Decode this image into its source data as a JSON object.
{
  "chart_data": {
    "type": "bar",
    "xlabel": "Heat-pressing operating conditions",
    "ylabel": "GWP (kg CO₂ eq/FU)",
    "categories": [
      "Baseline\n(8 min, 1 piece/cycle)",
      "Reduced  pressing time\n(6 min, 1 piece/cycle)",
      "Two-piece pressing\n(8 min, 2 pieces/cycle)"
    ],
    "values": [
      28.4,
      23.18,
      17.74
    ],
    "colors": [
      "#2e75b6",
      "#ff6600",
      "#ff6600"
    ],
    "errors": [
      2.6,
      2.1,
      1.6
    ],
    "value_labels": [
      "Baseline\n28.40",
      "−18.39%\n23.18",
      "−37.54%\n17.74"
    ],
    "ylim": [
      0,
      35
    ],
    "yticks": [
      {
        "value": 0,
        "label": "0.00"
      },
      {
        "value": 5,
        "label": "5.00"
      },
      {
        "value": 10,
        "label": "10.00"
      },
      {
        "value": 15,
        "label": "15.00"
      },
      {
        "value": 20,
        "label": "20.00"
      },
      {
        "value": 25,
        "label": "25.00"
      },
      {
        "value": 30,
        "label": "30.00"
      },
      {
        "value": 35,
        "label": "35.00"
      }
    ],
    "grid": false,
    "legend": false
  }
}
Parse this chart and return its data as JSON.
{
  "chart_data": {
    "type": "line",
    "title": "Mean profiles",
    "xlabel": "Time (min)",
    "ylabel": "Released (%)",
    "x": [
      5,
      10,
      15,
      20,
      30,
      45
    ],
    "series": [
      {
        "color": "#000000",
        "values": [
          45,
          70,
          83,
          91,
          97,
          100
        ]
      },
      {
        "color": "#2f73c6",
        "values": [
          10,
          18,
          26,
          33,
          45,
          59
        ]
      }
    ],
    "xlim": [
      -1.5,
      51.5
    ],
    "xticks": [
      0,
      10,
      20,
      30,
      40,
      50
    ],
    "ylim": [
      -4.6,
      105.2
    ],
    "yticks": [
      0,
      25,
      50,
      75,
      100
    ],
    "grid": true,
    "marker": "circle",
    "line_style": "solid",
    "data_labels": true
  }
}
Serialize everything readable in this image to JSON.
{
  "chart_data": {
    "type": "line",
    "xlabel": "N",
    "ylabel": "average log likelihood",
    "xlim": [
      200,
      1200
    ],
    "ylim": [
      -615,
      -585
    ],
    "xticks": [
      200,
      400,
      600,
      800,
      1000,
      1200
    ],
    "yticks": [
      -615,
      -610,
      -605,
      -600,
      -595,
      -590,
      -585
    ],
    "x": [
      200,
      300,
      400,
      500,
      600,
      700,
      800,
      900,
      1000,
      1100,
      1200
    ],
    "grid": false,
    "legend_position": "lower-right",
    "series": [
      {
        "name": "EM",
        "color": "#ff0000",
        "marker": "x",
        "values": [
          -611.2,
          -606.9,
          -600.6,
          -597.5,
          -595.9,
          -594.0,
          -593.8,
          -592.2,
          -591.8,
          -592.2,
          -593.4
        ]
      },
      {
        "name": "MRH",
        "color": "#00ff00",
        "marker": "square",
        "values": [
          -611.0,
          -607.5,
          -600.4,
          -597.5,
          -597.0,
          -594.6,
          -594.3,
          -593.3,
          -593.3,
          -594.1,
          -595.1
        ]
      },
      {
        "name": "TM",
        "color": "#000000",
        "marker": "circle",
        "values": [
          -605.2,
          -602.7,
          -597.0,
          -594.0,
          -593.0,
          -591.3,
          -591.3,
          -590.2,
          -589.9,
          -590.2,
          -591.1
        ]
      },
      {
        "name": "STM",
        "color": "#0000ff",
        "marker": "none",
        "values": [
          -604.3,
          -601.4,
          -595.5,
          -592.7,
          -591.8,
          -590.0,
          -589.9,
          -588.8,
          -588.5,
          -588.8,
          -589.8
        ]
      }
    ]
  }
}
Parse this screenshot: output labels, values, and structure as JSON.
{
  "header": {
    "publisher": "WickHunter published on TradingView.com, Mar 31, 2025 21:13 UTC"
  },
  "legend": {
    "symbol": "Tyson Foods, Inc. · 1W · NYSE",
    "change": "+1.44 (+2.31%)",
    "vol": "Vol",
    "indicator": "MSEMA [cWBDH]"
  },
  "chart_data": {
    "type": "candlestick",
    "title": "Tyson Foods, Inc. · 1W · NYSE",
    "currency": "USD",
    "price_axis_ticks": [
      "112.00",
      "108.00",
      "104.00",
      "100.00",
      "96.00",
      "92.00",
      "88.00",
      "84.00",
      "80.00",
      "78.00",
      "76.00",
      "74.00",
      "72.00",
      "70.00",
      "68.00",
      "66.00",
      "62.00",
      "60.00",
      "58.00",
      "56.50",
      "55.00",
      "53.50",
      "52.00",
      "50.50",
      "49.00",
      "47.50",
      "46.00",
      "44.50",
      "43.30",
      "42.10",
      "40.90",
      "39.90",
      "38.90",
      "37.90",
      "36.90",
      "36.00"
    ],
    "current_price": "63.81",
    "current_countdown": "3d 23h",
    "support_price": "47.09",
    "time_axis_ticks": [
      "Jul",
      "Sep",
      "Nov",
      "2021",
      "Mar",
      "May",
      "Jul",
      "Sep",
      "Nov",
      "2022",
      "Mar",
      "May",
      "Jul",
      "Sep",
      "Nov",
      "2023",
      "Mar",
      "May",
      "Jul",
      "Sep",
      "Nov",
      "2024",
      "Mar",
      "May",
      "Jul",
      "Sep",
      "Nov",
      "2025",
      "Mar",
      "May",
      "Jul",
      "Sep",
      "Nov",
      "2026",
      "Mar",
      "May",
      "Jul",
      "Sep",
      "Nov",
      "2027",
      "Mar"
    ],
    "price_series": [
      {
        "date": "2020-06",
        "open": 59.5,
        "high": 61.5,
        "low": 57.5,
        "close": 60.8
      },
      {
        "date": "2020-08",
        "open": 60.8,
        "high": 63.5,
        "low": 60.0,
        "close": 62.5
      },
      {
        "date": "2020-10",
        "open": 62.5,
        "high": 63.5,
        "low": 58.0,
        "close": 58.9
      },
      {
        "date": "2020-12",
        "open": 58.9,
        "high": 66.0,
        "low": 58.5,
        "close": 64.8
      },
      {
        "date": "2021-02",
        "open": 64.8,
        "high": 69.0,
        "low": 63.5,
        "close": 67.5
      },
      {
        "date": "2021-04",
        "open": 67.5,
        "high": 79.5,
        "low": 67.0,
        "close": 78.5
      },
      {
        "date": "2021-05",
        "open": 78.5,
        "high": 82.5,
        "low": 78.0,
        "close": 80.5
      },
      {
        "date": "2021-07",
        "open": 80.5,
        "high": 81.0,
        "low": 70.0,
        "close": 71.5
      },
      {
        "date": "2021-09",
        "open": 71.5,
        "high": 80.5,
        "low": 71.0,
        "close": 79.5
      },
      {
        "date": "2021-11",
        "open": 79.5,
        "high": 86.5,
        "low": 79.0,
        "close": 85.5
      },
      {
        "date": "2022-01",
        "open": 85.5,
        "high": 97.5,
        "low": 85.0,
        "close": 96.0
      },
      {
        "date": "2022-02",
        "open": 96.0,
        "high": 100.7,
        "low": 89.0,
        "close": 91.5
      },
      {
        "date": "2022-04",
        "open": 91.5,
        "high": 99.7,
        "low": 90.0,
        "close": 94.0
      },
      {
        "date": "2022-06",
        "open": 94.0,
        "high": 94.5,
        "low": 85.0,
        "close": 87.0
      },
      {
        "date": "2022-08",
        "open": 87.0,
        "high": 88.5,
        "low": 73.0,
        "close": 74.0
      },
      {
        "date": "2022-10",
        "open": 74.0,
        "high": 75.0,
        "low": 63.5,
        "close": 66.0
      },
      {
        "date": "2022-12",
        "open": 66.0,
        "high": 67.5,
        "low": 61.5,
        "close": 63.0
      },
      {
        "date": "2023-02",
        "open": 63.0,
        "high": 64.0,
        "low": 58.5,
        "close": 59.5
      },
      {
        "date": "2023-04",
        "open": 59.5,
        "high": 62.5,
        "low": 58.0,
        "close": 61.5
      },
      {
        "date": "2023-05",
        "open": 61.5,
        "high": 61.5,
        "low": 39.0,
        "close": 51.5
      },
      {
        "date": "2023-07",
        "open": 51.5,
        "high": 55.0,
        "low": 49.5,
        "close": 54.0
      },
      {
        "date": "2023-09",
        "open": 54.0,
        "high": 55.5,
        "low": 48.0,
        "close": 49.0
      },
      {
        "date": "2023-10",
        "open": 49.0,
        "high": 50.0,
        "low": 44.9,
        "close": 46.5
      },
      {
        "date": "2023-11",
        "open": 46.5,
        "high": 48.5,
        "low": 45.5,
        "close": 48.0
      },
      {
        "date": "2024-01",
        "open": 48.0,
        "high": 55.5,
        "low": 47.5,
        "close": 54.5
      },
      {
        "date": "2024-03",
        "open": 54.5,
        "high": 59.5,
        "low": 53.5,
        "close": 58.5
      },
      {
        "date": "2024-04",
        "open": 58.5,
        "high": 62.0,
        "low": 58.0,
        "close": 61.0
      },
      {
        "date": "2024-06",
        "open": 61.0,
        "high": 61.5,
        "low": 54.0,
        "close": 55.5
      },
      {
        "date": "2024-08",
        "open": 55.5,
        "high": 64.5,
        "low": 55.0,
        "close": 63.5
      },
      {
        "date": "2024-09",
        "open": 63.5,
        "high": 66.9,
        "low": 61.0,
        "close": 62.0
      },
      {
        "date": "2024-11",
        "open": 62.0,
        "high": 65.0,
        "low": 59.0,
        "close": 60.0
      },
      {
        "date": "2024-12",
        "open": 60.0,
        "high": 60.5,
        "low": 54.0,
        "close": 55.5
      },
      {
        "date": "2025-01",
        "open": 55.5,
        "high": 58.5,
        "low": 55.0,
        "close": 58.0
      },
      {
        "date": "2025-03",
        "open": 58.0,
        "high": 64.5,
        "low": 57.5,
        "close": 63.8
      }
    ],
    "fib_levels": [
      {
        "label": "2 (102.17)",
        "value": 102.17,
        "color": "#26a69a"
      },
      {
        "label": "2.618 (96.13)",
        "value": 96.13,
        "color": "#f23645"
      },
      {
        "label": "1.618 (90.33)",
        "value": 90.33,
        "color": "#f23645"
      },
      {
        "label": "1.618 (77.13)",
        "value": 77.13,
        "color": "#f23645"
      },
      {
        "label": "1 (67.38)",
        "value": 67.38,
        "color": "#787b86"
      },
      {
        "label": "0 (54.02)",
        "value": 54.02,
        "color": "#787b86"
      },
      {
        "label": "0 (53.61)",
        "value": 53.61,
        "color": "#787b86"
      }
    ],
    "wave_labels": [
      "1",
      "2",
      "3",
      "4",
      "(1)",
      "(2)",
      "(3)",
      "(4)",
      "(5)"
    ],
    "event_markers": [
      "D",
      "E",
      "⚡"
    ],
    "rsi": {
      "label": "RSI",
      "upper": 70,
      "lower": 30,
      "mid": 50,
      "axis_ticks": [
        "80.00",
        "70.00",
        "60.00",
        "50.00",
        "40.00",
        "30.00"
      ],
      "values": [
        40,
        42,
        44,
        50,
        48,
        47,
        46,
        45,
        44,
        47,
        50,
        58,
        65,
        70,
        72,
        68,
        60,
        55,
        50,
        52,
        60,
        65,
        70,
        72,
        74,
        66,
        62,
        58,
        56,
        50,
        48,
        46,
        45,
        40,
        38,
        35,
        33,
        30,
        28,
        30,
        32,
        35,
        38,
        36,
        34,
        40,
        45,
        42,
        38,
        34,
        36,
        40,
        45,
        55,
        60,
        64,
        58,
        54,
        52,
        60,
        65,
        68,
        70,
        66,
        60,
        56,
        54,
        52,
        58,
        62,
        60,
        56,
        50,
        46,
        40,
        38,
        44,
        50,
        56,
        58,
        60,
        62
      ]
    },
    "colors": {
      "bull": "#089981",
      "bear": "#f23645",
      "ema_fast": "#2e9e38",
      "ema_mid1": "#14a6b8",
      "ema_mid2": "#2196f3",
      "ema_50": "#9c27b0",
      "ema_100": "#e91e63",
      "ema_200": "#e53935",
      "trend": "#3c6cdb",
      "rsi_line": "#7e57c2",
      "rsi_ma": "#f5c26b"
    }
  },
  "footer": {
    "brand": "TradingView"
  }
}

■ ■ ■ ■ ■

The request: Copy all lines from the listing that contain "title".

Reply:
    "title": "Mean profiles",
    "title": "Tyson Foods, Inc. · 1W · NYSE",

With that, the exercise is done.